Exercise goal:
Collect every line in the records below that contains the word "Protection".

----

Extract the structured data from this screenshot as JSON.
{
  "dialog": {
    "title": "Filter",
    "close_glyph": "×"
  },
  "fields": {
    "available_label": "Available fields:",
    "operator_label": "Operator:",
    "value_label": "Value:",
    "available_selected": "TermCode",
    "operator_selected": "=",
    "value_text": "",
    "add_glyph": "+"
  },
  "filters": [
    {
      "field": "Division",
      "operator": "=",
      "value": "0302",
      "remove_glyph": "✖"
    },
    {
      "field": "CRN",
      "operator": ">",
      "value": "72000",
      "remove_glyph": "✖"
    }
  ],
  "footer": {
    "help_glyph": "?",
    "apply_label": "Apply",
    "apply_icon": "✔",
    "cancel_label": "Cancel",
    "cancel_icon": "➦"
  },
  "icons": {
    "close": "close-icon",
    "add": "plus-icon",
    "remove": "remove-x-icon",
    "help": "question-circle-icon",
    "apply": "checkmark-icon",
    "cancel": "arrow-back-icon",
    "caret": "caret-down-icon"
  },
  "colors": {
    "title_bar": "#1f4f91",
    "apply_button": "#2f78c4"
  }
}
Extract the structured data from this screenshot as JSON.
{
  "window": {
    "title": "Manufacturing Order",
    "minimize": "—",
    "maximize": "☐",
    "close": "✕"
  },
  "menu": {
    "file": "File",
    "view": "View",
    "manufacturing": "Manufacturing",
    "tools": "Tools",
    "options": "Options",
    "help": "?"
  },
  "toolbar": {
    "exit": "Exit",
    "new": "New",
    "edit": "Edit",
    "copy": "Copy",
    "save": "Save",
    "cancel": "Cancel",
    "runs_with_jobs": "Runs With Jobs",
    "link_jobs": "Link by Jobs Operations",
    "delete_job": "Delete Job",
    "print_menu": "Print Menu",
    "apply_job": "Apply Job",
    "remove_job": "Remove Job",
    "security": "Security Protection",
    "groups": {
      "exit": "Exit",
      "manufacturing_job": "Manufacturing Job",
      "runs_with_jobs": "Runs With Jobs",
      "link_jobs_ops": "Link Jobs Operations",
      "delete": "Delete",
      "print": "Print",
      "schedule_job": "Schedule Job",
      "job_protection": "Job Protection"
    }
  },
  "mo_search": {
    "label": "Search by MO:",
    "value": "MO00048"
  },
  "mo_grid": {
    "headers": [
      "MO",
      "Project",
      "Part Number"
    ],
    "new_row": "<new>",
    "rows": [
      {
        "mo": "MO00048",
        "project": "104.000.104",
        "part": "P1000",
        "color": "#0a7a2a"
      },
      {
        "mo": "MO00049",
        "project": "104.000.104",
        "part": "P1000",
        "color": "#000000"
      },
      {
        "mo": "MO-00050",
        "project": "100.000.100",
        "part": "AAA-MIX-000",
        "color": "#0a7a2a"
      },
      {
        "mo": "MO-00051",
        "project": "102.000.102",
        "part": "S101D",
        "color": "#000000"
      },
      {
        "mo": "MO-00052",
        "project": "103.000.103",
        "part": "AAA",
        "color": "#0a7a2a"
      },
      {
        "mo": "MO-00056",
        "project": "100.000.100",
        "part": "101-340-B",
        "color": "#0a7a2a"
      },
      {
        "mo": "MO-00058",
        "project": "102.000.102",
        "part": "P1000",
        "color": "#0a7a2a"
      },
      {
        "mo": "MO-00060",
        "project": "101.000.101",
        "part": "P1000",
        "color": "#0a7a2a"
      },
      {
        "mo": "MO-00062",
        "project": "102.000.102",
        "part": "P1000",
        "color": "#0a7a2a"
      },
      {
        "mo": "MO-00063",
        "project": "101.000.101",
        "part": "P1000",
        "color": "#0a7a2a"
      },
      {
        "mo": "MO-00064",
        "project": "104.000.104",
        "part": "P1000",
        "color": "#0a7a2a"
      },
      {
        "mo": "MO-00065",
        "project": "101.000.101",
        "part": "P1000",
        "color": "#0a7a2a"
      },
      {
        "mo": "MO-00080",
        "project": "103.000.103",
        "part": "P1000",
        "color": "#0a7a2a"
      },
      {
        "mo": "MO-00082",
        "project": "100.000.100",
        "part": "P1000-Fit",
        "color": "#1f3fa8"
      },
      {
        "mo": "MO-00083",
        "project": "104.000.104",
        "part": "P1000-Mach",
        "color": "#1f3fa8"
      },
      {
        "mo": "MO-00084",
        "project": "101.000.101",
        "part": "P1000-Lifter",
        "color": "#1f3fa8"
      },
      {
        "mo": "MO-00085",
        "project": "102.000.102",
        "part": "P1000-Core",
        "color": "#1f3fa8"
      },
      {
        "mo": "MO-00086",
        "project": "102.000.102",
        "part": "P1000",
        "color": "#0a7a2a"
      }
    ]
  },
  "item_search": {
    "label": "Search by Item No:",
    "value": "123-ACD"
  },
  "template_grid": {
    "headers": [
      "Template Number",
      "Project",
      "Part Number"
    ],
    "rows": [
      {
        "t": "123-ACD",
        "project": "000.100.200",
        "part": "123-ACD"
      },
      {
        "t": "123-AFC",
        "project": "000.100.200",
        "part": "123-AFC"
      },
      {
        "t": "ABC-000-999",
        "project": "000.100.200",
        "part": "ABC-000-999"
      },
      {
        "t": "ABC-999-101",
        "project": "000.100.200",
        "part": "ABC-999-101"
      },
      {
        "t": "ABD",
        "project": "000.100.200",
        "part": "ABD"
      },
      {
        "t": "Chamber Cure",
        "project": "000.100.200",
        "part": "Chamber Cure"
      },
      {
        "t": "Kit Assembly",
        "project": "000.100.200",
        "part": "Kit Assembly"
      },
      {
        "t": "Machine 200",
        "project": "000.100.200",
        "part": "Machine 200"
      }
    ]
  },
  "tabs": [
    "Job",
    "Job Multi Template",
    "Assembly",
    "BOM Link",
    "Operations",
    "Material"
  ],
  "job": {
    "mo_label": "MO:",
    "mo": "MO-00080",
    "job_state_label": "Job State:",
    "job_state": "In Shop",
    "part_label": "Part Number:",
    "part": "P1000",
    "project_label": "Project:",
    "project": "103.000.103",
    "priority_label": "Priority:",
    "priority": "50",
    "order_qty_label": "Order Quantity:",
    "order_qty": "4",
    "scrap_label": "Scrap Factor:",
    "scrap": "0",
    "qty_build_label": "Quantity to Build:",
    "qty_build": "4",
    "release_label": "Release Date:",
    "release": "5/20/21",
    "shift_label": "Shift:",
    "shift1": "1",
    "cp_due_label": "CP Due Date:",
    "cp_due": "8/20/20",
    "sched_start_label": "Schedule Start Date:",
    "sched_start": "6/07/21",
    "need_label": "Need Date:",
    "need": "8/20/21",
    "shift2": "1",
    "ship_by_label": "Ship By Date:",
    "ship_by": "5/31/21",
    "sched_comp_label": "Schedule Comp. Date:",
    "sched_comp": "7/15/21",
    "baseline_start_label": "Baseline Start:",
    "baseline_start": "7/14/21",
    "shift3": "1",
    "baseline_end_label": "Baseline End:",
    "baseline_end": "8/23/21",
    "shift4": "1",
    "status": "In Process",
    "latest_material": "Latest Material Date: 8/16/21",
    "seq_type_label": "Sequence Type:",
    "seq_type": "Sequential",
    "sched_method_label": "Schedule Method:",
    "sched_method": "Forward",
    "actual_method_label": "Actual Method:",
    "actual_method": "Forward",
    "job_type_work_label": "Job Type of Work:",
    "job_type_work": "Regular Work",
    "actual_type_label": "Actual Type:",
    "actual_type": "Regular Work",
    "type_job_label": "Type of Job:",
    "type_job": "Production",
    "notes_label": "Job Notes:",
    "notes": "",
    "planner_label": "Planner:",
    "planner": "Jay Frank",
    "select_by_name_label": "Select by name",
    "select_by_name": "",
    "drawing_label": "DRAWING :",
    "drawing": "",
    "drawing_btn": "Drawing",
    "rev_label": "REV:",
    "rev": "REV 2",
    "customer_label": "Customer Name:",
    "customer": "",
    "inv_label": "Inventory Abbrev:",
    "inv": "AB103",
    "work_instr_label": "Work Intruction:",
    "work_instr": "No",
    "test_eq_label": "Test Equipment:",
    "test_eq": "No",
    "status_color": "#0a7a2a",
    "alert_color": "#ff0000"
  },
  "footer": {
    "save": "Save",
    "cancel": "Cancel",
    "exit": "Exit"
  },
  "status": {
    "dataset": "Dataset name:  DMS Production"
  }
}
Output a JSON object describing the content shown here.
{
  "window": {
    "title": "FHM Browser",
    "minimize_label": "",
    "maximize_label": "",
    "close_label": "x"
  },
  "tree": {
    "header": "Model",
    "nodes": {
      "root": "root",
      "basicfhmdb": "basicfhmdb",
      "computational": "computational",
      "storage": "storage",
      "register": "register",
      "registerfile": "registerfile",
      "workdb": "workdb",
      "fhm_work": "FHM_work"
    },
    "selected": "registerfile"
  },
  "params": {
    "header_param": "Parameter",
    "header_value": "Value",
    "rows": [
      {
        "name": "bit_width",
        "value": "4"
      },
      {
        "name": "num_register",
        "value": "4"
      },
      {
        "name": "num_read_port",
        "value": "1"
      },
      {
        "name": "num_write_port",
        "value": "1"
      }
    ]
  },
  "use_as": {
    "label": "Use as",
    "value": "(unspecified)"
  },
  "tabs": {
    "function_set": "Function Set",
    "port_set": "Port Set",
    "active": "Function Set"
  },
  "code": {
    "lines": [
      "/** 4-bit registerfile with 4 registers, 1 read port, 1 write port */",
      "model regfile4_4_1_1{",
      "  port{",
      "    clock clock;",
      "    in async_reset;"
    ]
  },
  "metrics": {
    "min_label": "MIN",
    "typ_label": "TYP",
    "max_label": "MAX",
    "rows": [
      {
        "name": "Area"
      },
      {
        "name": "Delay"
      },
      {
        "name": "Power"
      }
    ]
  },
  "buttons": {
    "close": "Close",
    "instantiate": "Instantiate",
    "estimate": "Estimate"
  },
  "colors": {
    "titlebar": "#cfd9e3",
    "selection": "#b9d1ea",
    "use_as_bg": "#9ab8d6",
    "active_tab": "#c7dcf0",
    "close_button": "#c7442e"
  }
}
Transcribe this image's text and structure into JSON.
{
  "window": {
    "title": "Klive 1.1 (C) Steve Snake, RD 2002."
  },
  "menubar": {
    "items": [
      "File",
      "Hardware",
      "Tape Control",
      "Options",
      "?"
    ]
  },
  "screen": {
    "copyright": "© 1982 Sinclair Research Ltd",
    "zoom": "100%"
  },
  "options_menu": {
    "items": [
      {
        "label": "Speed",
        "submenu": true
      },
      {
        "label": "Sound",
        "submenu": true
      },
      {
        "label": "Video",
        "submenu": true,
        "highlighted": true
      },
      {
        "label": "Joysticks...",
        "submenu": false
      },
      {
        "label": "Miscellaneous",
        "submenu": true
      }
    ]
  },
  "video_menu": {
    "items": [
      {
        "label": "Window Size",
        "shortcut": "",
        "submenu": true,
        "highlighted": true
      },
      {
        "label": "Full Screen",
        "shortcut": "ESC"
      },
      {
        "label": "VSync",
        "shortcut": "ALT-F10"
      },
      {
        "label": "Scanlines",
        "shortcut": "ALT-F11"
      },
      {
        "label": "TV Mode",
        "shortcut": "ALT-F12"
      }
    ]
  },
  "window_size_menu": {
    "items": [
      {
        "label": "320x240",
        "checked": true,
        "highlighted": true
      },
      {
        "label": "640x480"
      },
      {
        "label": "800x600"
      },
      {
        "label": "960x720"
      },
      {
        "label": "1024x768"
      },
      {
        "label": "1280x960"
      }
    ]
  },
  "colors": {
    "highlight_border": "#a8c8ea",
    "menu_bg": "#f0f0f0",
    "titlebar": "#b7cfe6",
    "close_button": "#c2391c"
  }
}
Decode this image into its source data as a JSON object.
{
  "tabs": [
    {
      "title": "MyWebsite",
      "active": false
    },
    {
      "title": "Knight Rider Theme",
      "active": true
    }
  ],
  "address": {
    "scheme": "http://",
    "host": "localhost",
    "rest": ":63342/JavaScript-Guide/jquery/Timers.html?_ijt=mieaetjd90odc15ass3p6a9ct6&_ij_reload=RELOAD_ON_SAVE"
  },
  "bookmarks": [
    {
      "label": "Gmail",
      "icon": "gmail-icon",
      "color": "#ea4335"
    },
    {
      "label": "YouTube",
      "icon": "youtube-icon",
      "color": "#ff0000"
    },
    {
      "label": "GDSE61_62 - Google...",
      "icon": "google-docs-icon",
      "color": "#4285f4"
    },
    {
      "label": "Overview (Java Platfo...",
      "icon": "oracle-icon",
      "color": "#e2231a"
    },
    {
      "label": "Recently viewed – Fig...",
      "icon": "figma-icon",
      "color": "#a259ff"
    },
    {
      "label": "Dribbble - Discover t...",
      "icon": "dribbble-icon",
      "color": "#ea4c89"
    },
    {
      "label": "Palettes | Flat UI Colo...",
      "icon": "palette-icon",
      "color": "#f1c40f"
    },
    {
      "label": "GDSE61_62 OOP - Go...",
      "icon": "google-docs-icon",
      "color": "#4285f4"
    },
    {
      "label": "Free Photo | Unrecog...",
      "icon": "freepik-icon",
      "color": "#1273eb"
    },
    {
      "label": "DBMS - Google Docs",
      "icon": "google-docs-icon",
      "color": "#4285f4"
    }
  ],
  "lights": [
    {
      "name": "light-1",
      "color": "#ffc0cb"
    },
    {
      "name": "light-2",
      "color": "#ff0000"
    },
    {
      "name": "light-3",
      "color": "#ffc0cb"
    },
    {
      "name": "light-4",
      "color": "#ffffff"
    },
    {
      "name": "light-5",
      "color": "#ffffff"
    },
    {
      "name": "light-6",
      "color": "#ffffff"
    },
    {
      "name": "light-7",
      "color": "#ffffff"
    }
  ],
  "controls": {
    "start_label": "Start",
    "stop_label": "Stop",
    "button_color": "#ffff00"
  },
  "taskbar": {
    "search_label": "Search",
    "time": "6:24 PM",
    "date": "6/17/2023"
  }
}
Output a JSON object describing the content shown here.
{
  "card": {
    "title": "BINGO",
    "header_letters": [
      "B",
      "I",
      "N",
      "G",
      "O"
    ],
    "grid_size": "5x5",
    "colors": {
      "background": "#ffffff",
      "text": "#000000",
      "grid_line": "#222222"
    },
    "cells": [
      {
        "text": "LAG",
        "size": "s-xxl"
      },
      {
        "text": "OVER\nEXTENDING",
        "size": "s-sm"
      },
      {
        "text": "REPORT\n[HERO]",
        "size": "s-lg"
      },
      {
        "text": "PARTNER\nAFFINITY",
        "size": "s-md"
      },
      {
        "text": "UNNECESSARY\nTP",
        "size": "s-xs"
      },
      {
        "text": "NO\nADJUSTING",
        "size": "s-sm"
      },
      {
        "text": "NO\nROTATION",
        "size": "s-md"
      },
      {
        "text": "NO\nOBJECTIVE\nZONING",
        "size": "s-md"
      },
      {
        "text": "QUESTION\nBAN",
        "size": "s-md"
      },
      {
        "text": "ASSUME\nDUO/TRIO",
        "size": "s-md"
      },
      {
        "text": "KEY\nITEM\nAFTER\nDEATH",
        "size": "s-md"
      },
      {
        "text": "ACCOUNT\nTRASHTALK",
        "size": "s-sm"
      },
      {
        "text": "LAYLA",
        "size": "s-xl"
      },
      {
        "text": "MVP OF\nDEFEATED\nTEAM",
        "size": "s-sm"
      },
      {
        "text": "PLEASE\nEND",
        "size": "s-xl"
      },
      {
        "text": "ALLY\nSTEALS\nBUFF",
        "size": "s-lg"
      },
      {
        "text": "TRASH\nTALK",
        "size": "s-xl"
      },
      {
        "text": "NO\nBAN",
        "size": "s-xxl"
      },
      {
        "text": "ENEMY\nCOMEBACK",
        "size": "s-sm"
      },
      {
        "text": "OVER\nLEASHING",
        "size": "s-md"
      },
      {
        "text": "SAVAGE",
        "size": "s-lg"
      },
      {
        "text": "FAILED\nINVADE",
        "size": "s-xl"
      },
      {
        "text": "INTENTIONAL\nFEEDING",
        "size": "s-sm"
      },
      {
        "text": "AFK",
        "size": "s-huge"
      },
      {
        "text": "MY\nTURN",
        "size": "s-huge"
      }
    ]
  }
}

----

Solution to this problem:
    "security": "Security Protection",
      "job_protection": "Job Protection"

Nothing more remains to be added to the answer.